» WHAT IS ASKED
All entries below are to be set down again, identical to the source.

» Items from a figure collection
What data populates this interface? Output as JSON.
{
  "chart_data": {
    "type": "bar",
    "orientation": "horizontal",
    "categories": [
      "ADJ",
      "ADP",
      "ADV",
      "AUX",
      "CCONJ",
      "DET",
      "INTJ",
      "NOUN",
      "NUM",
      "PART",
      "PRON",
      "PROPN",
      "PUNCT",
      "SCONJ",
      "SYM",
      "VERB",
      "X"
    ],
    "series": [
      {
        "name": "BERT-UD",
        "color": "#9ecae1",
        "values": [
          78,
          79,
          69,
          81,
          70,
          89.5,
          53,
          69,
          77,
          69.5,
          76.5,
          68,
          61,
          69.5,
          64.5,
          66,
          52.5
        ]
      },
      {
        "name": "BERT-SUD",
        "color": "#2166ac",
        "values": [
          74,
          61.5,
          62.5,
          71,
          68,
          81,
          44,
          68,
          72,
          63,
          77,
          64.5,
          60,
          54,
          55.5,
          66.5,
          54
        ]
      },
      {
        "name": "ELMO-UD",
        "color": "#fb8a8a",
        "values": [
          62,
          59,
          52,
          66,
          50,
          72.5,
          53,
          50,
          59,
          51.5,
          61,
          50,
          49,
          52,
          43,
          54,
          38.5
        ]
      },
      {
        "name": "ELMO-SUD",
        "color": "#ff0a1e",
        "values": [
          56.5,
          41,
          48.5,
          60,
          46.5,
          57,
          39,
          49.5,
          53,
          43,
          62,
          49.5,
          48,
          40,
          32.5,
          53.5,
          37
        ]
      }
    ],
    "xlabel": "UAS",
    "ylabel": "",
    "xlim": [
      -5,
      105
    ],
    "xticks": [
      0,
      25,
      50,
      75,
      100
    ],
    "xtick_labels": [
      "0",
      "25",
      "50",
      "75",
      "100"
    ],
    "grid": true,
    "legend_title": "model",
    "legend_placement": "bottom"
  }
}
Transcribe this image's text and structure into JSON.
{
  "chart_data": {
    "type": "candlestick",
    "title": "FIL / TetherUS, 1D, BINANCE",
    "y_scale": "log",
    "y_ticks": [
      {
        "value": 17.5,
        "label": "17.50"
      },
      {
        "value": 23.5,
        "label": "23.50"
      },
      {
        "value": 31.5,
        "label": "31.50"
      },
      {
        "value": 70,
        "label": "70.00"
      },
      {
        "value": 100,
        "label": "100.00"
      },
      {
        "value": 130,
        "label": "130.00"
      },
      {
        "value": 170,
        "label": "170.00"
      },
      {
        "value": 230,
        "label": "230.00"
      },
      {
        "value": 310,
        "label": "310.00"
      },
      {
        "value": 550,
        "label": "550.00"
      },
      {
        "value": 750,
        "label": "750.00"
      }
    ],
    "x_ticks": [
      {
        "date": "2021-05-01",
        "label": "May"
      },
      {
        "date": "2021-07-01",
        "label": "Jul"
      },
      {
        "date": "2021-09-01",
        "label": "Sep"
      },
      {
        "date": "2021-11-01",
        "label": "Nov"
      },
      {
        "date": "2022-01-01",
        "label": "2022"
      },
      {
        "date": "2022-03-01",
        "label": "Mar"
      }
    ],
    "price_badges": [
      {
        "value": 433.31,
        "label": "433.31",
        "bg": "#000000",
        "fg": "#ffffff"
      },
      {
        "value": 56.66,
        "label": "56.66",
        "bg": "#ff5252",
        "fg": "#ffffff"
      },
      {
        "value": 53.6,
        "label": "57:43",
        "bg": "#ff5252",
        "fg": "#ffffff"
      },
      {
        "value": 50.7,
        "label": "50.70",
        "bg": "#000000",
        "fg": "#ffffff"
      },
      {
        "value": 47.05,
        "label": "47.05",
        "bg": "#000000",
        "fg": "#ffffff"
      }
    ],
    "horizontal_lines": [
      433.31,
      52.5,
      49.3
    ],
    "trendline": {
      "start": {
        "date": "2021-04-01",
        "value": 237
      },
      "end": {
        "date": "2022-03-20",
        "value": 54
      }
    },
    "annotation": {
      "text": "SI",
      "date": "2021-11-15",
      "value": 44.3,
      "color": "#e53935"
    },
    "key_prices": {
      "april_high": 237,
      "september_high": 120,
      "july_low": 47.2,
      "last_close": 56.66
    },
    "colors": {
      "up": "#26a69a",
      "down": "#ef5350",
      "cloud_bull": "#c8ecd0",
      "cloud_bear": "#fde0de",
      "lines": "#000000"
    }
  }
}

» TASK OUTPUT
What data populates this interface? Output as JSON.
{
  "chart_data": {
    "type": "bar",
    "orientation": "horizontal",
    "categories": [
      "ADJ",
      "ADP",
      "ADV",
      "AUX",
      "CCONJ",
      "DET",
      "INTJ",
      "NOUN",
      "NUM",
      "PART",
      "PRON",
      "PROPN",
      "PUNCT",
      "SCONJ",
      "SYM",
      "VERB",
      "X"
    ],
    "series": [
      {
        "name": "BERT-UD",
        "color": "#9ecae1",
        "values": [
          78,
          79,
          69,
          81,
          70,
          89.5,
          53,
          69,
          77,
          69.5,
          76.5,
          68,
          61,
          69.5,
          64.5,
          66,
          52.5
        ]
      },
      {
        "name": "BERT-SUD",
        "color": "#2166ac",
        "values": [
          74,
          61.5,
          62.5,
          71,
          68,
          81,
          44,
          68,
          72,
          63,
          77,
          64.5,
          60,
          54,
          55.5,
          66.5,
          54
        ]
      },
      {
        "name": "ELMO-UD",
        "color": "#fb8a8a",
        "values": [
          62,
          59,
          52,
          66,
          50,
          72.5,
          53,
          50,
          59,
          51.5,
          61,
          50,
          49,
          52,
          43,
          54,
          38.5
        ]
      },
      {
        "name": "ELMO-SUD",
        "color": "#ff0a1e",
        "values": [
          56.5,
          41,
          48.5,
          60,
          46.5,
          57,
          39,
          49.5,
          53,
          43,
          62,
          49.5,
          48,
          40,
          32.5,
          53.5,
          37
        ]
      }
    ],
    "xlabel": "UAS",
    "ylabel": "",
    "xlim": [
      -5,
      105
    ],
    "xticks": [
      0,
      25,
      50,
      75,
      100
    ],
    "xtick_labels": [
      "0",
      "25",
      "50",
      "75",
      "100"
    ],
    "grid": true,
    "legend_title": "model",
    "legend_placement": "bottom"
  }
}
Transcribe this image's text and structure into JSON.
{
  "chart_data": {
    "type": "candlestick",
    "title": "FIL / TetherUS, 1D, BINANCE",
    "y_scale": "log",
    "y_ticks": [
      {
        "value": 17.5,
        "label": "17.50"
      },
      {
        "value": 23.5,
        "label": "23.50"
      },
      {
        "value": 31.5,
        "label": "31.50"
      },
      {
        "value": 70,
        "label": "70.00"
      },
      {
        "value": 100,
        "label": "100.00"
      },
      {
        "value": 130,
        "label": "130.00"
      },
      {
        "value": 170,
        "label": "170.00"
      },
      {
        "value": 230,
        "label": "230.00"
      },
      {
        "value": 310,
        "label": "310.00"
      },
      {
        "value": 550,
        "label": "550.00"
      },
      {
        "value": 750,
        "label": "750.00"
      }
    ],
    "x_ticks": [
      {
        "date": "2021-05-01",
        "label": "May"
      },
      {
        "date": "2021-07-01",
        "label": "Jul"
      },
      {
        "date": "2021-09-01",
        "label": "Sep"
      },
      {
        "date": "2021-11-01",
        "label": "Nov"
      },
      {
        "date": "2022-01-01",
        "label": "2022"
      },
      {
        "date": "2022-03-01",
        "label": "Mar"
      }
    ],
    "price_badges": [
      {
        "value": 433.31,
        "label": "433.31",
        "bg": "#000000",
        "fg": "#ffffff"
      },
      {
        "value": 56.66,
        "label": "56.66",
        "bg": "#ff5252",
        "fg": "#ffffff"
      },
      {
        "value": 53.6,
        "label": "57:43",
        "bg": "#ff5252",
        "fg": "#ffffff"
      },
      {
        "value": 50.7,
        "label": "50.70",
        "bg": "#000000",
        "fg": "#ffffff"
      },
      {
        "value": 47.05,
        "label": "47.05",
        "bg": "#000000",
        "fg": "#ffffff"
      }
    ],
    "horizontal_lines": [
      433.31,
      52.5,
      49.3
    ],
    "trendline": {
      "start": {
        "date": "2021-04-01",
        "value": 237
      },
      "end": {
        "date": "2022-03-20",
        "value": 54
      }
    },
    "annotation": {
      "text": "SI",
      "date": "2021-11-15",
      "value": 44.3,
      "color": "#e53935"
    },
    "key_prices": {
      "april_high": 237,
      "september_high": 120,
      "july_low": 47.2,
      "last_close": 56.66
    },
    "colors": {
      "up": "#26a69a",
      "down": "#ef5350",
      "cloud_bull": "#c8ecd0",
      "cloud_bear": "#fde0de",
      "lines": "#000000"
    }
  }
}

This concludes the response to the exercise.